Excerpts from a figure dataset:
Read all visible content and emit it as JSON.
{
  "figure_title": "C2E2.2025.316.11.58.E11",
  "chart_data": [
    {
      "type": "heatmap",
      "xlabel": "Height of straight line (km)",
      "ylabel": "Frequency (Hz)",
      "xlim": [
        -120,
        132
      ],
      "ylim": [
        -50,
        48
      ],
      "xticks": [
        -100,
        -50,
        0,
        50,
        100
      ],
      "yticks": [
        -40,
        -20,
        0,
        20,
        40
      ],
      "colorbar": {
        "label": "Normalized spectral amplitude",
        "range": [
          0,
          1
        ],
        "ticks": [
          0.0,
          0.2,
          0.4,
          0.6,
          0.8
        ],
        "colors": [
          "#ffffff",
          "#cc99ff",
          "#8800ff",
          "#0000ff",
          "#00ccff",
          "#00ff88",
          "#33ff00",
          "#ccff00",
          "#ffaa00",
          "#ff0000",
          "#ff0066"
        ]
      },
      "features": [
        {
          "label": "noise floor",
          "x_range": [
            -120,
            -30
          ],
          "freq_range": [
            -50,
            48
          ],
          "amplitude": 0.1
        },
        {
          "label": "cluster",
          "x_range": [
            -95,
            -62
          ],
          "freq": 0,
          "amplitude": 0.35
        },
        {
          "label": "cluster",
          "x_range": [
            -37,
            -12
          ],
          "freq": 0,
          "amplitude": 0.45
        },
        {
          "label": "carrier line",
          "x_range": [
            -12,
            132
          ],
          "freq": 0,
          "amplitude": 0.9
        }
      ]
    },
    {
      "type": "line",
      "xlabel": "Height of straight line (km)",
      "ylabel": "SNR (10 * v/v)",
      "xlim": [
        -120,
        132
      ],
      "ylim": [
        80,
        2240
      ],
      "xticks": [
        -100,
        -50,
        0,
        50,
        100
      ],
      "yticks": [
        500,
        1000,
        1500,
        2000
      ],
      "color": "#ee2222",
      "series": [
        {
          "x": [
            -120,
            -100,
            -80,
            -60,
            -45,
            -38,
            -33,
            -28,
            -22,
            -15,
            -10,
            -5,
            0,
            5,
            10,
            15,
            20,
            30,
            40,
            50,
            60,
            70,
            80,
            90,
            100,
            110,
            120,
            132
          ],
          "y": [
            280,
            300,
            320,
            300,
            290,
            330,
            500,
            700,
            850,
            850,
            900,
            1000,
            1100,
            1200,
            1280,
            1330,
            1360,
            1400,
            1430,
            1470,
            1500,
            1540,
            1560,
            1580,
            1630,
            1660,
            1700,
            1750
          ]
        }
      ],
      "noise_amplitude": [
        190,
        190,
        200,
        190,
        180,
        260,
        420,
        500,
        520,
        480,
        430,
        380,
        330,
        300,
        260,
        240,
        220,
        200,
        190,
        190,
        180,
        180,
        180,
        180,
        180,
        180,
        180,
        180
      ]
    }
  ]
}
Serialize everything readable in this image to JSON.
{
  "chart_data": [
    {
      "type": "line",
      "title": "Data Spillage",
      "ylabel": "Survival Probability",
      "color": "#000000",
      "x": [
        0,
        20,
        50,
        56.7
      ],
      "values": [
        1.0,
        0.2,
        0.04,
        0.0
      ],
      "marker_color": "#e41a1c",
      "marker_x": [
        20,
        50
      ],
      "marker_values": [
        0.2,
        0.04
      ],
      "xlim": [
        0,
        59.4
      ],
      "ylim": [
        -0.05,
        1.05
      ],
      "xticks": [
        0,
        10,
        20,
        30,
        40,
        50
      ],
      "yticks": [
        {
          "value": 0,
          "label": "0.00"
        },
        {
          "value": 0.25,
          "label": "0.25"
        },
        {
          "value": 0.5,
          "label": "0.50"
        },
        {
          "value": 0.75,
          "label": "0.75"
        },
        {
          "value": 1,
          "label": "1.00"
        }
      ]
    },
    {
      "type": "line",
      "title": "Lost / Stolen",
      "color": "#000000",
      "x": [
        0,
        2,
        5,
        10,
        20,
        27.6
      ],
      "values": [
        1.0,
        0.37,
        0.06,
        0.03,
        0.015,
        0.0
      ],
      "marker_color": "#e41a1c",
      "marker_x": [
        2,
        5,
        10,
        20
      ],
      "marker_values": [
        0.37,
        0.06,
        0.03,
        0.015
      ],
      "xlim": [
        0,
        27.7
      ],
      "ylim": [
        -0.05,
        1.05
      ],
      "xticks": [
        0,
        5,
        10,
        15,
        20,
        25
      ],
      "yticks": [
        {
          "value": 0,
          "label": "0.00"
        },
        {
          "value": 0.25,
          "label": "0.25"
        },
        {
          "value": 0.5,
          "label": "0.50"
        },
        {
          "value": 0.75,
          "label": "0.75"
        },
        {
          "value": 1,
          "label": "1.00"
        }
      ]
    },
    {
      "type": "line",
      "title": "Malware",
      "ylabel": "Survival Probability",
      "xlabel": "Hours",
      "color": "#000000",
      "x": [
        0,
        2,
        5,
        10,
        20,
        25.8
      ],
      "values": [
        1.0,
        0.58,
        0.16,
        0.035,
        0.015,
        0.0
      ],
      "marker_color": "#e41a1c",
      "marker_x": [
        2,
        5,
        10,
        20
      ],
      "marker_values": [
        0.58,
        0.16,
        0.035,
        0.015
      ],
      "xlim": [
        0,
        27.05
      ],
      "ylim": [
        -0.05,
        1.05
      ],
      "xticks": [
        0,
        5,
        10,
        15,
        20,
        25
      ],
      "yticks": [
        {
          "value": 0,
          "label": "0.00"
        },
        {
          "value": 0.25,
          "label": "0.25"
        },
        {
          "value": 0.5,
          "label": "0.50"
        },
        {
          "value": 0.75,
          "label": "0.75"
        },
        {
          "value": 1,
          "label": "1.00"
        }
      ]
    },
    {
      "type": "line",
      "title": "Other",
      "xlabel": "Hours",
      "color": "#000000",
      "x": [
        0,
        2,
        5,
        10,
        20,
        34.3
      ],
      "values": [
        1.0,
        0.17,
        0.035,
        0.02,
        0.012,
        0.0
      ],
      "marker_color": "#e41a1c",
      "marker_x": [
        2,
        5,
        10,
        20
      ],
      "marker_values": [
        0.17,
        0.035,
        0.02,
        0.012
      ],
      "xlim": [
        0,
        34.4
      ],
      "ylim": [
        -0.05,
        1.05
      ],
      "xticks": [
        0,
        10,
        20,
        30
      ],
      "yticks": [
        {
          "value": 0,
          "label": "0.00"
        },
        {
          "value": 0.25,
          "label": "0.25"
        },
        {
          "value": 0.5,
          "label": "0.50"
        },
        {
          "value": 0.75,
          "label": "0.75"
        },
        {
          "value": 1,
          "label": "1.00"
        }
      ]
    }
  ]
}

▶ Written exercise
Give the complete listing a second time, exactly as it reads.

▶ Answer to the task
Read all visible content and emit it as JSON.
{
  "figure_title": "C2E2.2025.316.11.58.E11",
  "chart_data": [
    {
      "type": "heatmap",
      "xlabel": "Height of straight line (km)",
      "ylabel": "Frequency (Hz)",
      "xlim": [
        -120,
        132
      ],
      "ylim": [
        -50,
        48
      ],
      "xticks": [
        -100,
        -50,
        0,
        50,
        100
      ],
      "yticks": [
        -40,
        -20,
        0,
        20,
        40
      ],
      "colorbar": {
        "label": "Normalized spectral amplitude",
        "range": [
          0,
          1
        ],
        "ticks": [
          0.0,
          0.2,
          0.4,
          0.6,
          0.8
        ],
        "colors": [
          "#ffffff",
          "#cc99ff",
          "#8800ff",
          "#0000ff",
          "#00ccff",
          "#00ff88",
          "#33ff00",
          "#ccff00",
          "#ffaa00",
          "#ff0000",
          "#ff0066"
        ]
      },
      "features": [
        {
          "label": "noise floor",
          "x_range": [
            -120,
            -30
          ],
          "freq_range": [
            -50,
            48
          ],
          "amplitude": 0.1
        },
        {
          "label": "cluster",
          "x_range": [
            -95,
            -62
          ],
          "freq": 0,
          "amplitude": 0.35
        },
        {
          "label": "cluster",
          "x_range": [
            -37,
            -12
          ],
          "freq": 0,
          "amplitude": 0.45
        },
        {
          "label": "carrier line",
          "x_range": [
            -12,
            132
          ],
          "freq": 0,
          "amplitude": 0.9
        }
      ]
    },
    {
      "type": "line",
      "xlabel": "Height of straight line (km)",
      "ylabel": "SNR (10 * v/v)",
      "xlim": [
        -120,
        132
      ],
      "ylim": [
        80,
        2240
      ],
      "xticks": [
        -100,
        -50,
        0,
        50,
        100
      ],
      "yticks": [
        500,
        1000,
        1500,
        2000
      ],
      "color": "#ee2222",
      "series": [
        {
          "x": [
            -120,
            -100,
            -80,
            -60,
            -45,
            -38,
            -33,
            -28,
            -22,
            -15,
            -10,
            -5,
            0,
            5,
            10,
            15,
            20,
            30,
            40,
            50,
            60,
            70,
            80,
            90,
            100,
            110,
            120,
            132
          ],
          "y": [
            280,
            300,
            320,
            300,
            290,
            330,
            500,
            700,
            850,
            850,
            900,
            1000,
            1100,
            1200,
            1280,
            1330,
            1360,
            1400,
            1430,
            1470,
            1500,
            1540,
            1560,
            1580,
            1630,
            1660,
            1700,
            1750
          ]
        }
      ],
      "noise_amplitude": [
        190,
        190,
        200,
        190,
        180,
        260,
        420,
        500,
        520,
        480,
        430,
        380,
        330,
        300,
        260,
        240,
        220,
        200,
        190,
        190,
        180,
        180,
        180,
        180,
        180,
        180,
        180,
        180
      ]
    }
  ]
}
Serialize everything readable in this image to JSON.
{
  "chart_data": [
    {
      "type": "line",
      "title": "Data Spillage",
      "ylabel": "Survival Probability",
      "color": "#000000",
      "x": [
        0,
        20,
        50,
        56.7
      ],
      "values": [
        1.0,
        0.2,
        0.04,
        0.0
      ],
      "marker_color": "#e41a1c",
      "marker_x": [
        20,
        50
      ],
      "marker_values": [
        0.2,
        0.04
      ],
      "xlim": [
        0,
        59.4
      ],
      "ylim": [
        -0.05,
        1.05
      ],
      "xticks": [
        0,
        10,
        20,
        30,
        40,
        50
      ],
      "yticks": [
        {
          "value": 0,
          "label": "0.00"
        },
        {
          "value": 0.25,
          "label": "0.25"
        },
        {
          "value": 0.5,
          "label": "0.50"
        },
        {
          "value": 0.75,
          "label": "0.75"
        },
        {
          "value": 1,
          "label": "1.00"
        }
      ]
    },
    {
      "type": "line",
      "title": "Lost / Stolen",
      "color": "#000000",
      "x": [
        0,
        2,
        5,
        10,
        20,
        27.6
      ],
      "values": [
        1.0,
        0.37,
        0.06,
        0.03,
        0.015,
        0.0
      ],
      "marker_color": "#e41a1c",
      "marker_x": [
        2,
        5,
        10,
        20
      ],
      "marker_values": [
        0.37,
        0.06,
        0.03,
        0.015
      ],
      "xlim": [
        0,
        27.7
      ],
      "ylim": [
        -0.05,
        1.05
      ],
      "xticks": [
        0,
        5,
        10,
        15,
        20,
        25
      ],
      "yticks": [
        {
          "value": 0,
          "label": "0.00"
        },
        {
          "value": 0.25,
          "label": "0.25"
        },
        {
          "value": 0.5,
          "label": "0.50"
        },
        {
          "value": 0.75,
          "label": "0.75"
        },
        {
          "value": 1,
          "label": "1.00"
        }
      ]
    },
    {
      "type": "line",
      "title": "Malware",
      "ylabel": "Survival Probability",
      "xlabel": "Hours",
      "color": "#000000",
      "x": [
        0,
        2,
        5,
        10,
        20,
        25.8
      ],
      "values": [
        1.0,
        0.58,
        0.16,
        0.035,
        0.015,
        0.0
      ],
      "marker_color": "#e41a1c",
      "marker_x": [
        2,
        5,
        10,
        20
      ],
      "marker_values": [
        0.58,
        0.16,
        0.035,
        0.015
      ],
      "xlim": [
        0,
        27.05
      ],
      "ylim": [
        -0.05,
        1.05
      ],
      "xticks": [
        0,
        5,
        10,
        15,
        20,
        25
      ],
      "yticks": [
        {
          "value": 0,
          "label": "0.00"
        },
        {
          "value": 0.25,
          "label": "0.25"
        },
        {
          "value": 0.5,
          "label": "0.50"
        },
        {
          "value": 0.75,
          "label": "0.75"
        },
        {
          "value": 1,
          "label": "1.00"
        }
      ]
    },
    {
      "type": "line",
      "title": "Other",
      "xlabel": "Hours",
      "color": "#000000",
      "x": [
        0,
        2,
        5,
        10,
        20,
        34.3
      ],
      "values": [
        1.0,
        0.17,
        0.035,
        0.02,
        0.012,
        0.0
      ],
      "marker_color": "#e41a1c",
      "marker_x": [
        2,
        5,
        10,
        20
      ],
      "marker_values": [
        0.17,
        0.035,
        0.02,
        0.012
      ],
      "xlim": [
        0,
        34.4
      ],
      "ylim": [
        -0.05,
        1.05
      ],
      "xticks": [
        0,
        10,
        20,
        30
      ],
      "yticks": [
        {
          "value": 0,
          "label": "0.00"
        },
        {
          "value": 0.25,
          "label": "0.25"
        },
        {
          "value": 0.5,
          "label": "0.50"
        },
        {
          "value": 0.75,
          "label": "0.75"
        },
        {
          "value": 1,
          "label": "1.00"
        }
      ]
    }
  ]
}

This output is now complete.